[Opening READING PASSAGE section]
So the upshot would be that the AI safety community helped create OpenAI, but that the help was not necessary—a company like OpenAI probably would have been created at some point regardless. The race to AGI by multiple competing firms that we are on now just seems like the default path in retrospect.
Sure—why am I getting disagreement?
I originally disagree-voted, though I changed my mind after reflecting on it just now and removed my disagree-vote. Here’s my thought process.
Musk thought that AI was going to be a huge deal in large part because of Bostrom and the AI safety community, and this contributed to Musk cofounding OpenAI when Altman and Brockman said to Musk that Hassabis couldn’t be trusted with AGI.
The Hassabis biography quoted Brockman’s 2018 email to Musk:
https://www.lesswrong.com/posts/5jjk4CDnj9tA7ugxr/openai-email-archives-from-musk-v-altman
So the AI safety community definitely was a major influence in the creation of OpenAI.
But does that mean that it’s “as if the AI safety community created OpenAI”?
If Musk was part of the AI safety community and was acting on its behalf then sure, I think your statement would accurate.
But saying that it’s as if the AI safety community literally created OpenAI just because the AI safety community influenced its creation doesn’t seem accurate.
So was Musk acting for the AI safety community in his cofounding and funding of OpenAI?
[Closing READING PASSAGE section]
[Opening ENTRIES SHOWN section]
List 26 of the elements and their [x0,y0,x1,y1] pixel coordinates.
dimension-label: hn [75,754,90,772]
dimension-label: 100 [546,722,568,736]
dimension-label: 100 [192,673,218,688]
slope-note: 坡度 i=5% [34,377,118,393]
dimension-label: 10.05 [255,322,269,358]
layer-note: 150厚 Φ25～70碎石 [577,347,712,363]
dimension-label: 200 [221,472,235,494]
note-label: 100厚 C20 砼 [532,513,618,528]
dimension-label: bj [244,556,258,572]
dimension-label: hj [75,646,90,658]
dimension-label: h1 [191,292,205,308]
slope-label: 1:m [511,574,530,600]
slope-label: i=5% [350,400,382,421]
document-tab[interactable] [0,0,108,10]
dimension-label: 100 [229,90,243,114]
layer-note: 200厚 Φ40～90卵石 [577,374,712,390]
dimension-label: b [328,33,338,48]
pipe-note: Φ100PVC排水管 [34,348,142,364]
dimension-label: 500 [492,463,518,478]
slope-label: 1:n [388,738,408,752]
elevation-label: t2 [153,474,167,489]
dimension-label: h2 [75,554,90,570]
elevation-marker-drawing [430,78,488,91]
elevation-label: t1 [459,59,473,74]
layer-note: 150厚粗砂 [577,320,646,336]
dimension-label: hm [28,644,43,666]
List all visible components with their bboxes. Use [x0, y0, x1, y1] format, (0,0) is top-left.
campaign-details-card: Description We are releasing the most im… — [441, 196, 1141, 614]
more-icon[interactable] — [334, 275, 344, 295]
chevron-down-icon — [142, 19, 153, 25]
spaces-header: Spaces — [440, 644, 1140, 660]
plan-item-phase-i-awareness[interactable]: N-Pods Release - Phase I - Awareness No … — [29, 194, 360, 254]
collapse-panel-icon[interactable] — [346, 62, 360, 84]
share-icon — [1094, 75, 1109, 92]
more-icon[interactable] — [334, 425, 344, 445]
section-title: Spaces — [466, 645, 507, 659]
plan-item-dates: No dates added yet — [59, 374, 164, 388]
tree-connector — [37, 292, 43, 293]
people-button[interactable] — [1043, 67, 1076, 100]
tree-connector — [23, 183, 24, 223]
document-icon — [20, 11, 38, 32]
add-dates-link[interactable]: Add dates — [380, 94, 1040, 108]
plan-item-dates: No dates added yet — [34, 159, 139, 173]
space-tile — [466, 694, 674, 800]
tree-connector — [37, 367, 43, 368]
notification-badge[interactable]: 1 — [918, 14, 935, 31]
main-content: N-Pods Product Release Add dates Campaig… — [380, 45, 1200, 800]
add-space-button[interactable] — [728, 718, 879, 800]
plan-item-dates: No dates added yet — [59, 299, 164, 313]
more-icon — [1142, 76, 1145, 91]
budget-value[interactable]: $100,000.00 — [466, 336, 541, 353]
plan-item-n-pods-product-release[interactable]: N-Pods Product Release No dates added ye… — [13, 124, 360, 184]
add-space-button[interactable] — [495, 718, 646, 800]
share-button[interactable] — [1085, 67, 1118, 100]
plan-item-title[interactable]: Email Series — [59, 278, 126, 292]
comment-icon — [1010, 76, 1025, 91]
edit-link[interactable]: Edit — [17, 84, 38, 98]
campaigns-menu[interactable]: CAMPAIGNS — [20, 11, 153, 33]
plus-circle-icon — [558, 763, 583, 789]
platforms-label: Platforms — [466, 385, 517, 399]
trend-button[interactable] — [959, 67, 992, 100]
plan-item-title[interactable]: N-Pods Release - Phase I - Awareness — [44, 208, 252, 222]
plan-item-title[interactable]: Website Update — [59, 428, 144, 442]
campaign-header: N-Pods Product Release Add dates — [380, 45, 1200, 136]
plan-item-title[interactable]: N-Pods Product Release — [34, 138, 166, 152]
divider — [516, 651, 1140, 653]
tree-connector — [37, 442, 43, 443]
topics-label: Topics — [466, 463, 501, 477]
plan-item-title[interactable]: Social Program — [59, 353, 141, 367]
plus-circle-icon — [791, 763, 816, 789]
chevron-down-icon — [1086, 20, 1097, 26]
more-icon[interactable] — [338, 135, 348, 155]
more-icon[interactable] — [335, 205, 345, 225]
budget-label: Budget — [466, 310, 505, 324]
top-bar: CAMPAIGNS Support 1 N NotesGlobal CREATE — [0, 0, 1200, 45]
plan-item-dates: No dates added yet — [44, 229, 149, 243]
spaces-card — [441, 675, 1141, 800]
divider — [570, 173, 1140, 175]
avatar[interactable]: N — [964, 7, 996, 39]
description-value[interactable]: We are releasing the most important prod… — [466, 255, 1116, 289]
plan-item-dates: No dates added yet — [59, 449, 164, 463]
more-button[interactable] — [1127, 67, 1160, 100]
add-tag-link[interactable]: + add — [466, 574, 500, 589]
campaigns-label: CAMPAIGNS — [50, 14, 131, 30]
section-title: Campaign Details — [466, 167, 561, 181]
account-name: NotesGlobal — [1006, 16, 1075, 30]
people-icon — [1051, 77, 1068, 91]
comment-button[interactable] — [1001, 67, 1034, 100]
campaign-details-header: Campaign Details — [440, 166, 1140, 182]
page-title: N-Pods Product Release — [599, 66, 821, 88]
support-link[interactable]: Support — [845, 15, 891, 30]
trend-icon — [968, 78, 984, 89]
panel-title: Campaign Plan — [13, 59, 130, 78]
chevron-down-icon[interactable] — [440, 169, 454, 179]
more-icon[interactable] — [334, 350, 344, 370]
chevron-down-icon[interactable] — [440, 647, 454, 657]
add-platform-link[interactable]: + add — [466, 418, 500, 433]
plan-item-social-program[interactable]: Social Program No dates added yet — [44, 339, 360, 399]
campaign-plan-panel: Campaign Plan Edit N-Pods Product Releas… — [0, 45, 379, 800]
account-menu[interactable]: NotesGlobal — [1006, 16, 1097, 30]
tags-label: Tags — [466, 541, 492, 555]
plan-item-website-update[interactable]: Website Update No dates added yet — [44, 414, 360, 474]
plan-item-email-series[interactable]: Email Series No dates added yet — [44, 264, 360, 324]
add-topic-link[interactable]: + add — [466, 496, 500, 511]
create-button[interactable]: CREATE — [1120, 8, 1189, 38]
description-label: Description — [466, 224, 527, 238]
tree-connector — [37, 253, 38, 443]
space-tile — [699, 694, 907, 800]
[Closing ENTRIES SHOWN section]
WORK REQUIRED:
Write out the whole discussion of the AI safety community's role in creating OpenAI, word for word.

ANSWER SECTION:
So the upshot would be that the AI safety community helped create OpenAI, but that the help was not necessary—a company like OpenAI probably would have been created at some point regardless. The race to AGI by multiple competing firms that we are on now just seems like the default path in retrospect.
Sure—why am I getting disagreement?
I originally disagree-voted, though I changed my mind after reflecting on it just now and removed my disagree-vote. Here’s my thought process.
Musk thought that AI was going to be a huge deal in large part because of Bostrom and the AI safety community, and this contributed to Musk cofounding OpenAI when Altman and Brockman said to Musk that Hassabis couldn’t be trusted with AGI.
The Hassabis biography quoted Brockman’s 2018 email to Musk:
https://www.lesswrong.com/posts/5jjk4CDnj9tA7ugxr/openai-email-archives-from-musk-v-altman
So the AI safety community definitely was a major influence in the creation of OpenAI.
But does that mean that it’s “as if the AI safety community created OpenAI”?
If Musk was part of the AI safety community and was acting on its behalf then sure, I think your statement would accurate.
But saying that it’s as if the AI safety community literally created OpenAI just because the AI safety community influenced its creation doesn’t seem accurate.
So was Musk acting for the AI safety community in his cofounding and funding of OpenAI?